# DATA FOR THE TASK

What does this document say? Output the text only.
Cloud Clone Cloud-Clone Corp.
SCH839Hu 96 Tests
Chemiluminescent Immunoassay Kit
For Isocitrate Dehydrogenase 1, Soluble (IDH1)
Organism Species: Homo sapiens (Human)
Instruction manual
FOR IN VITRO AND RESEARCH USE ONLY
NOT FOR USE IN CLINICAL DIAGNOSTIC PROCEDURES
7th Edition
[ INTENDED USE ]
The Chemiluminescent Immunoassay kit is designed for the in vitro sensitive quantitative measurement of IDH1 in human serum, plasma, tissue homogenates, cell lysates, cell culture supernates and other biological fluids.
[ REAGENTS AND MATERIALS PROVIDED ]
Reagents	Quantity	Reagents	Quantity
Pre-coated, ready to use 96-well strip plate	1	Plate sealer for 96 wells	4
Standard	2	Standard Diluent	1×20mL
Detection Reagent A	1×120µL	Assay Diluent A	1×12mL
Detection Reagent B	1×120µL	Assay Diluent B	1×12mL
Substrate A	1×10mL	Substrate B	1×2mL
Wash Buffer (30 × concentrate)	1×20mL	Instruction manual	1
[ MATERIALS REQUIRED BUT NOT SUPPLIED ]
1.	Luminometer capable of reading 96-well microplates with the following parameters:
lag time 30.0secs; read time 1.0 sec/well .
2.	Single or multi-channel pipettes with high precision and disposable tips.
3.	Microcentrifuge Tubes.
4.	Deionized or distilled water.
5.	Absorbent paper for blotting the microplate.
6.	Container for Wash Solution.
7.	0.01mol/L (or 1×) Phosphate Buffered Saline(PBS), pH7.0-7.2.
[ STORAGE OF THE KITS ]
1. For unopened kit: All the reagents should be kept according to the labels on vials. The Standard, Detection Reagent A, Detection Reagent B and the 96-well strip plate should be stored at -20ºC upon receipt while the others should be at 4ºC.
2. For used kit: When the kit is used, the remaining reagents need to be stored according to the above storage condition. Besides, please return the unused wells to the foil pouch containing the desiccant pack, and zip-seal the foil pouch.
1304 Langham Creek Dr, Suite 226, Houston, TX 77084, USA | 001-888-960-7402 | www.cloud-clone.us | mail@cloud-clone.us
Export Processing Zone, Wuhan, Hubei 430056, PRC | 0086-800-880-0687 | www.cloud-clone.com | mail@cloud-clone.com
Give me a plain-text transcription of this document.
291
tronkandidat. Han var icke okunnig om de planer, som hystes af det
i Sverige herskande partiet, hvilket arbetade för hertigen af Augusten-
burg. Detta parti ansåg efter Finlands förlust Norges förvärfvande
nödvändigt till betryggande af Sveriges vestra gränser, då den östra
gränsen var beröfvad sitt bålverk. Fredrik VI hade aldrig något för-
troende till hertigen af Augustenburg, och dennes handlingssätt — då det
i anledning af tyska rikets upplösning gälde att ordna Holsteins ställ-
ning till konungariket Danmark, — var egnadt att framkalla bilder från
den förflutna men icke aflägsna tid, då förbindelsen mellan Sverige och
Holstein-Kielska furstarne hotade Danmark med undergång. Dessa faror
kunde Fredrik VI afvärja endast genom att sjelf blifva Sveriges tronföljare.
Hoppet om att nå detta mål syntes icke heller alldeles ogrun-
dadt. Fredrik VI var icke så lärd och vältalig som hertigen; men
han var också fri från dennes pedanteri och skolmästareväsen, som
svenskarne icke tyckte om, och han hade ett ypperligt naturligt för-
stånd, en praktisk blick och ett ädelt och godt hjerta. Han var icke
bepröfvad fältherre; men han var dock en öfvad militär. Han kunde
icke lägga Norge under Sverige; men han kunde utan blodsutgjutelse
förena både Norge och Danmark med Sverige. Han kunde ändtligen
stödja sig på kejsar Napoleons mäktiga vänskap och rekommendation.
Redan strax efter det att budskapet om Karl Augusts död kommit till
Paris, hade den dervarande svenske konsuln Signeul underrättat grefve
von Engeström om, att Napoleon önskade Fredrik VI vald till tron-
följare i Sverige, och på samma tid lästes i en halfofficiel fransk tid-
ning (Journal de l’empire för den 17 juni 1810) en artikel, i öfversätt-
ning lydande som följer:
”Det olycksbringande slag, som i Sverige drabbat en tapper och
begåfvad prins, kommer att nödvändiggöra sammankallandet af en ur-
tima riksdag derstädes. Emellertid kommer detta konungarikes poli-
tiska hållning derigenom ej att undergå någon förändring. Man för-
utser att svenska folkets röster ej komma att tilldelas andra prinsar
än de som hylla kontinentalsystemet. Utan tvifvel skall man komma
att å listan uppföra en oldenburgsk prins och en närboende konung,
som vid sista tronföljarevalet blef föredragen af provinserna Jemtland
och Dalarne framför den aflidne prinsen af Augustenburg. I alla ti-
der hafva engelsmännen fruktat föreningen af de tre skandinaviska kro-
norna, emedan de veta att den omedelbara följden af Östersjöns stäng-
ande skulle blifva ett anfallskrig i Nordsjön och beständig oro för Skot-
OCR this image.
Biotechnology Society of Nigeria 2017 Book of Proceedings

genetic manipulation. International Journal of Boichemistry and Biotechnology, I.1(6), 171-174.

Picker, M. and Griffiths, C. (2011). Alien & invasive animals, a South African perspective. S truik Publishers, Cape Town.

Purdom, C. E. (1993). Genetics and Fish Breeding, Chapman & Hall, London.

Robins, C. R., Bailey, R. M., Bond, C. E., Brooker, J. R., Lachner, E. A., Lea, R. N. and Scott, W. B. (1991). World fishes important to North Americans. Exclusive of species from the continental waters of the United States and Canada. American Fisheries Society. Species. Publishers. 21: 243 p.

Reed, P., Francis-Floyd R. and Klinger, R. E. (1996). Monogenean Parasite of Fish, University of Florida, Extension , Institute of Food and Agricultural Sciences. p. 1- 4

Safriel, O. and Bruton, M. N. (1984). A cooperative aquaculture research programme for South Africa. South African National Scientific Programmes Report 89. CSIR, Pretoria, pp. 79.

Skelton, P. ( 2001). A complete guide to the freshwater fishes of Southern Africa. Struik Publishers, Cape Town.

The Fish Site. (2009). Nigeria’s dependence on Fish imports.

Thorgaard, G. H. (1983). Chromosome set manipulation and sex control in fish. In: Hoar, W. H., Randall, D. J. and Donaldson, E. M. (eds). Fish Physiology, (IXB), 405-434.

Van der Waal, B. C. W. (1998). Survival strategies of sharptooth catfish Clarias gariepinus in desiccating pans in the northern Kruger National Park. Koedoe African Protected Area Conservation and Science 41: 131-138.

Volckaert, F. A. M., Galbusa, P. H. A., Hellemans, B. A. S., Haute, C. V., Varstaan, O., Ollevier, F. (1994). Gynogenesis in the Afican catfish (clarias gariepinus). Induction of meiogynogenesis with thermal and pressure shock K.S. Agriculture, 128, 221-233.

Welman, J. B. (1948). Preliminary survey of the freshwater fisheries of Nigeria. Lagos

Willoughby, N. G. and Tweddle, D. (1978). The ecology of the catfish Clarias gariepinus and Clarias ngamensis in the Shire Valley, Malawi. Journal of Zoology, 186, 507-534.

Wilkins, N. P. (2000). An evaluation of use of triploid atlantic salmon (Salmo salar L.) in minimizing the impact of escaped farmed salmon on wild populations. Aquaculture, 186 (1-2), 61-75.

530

# TRY IT
Select every line in the material above where the string "gariepinus" occurs, and copy it.

# REPLY TO THE TASK
Van der Waal, B. C. W. (1998). Survival strategies of sharptooth catfish Clarias gariepinus in desiccating pans in the northern Kruger National Park. Koedoe African Protected Area Conservation and Science 41: 131-138.
Volckaert, F. A. M., Galbusa, P. H. A., Hellemans, B. A. S., Haute, C. V., Varstaan, O., Ollevier, F. (1994). Gynogenesis in the Afican catfish (clarias gariepinus). Induction of meiogynogenesis with thermal and pressure shock K.S. Agriculture, 128, 221-233.
Willoughby, N. G. and Tweddle, D. (1978). The ecology of the catfish Clarias gariepinus and Clarias ngamensis in the Shire Valley, Malawi. Journal of Zoology, 186, 507-534.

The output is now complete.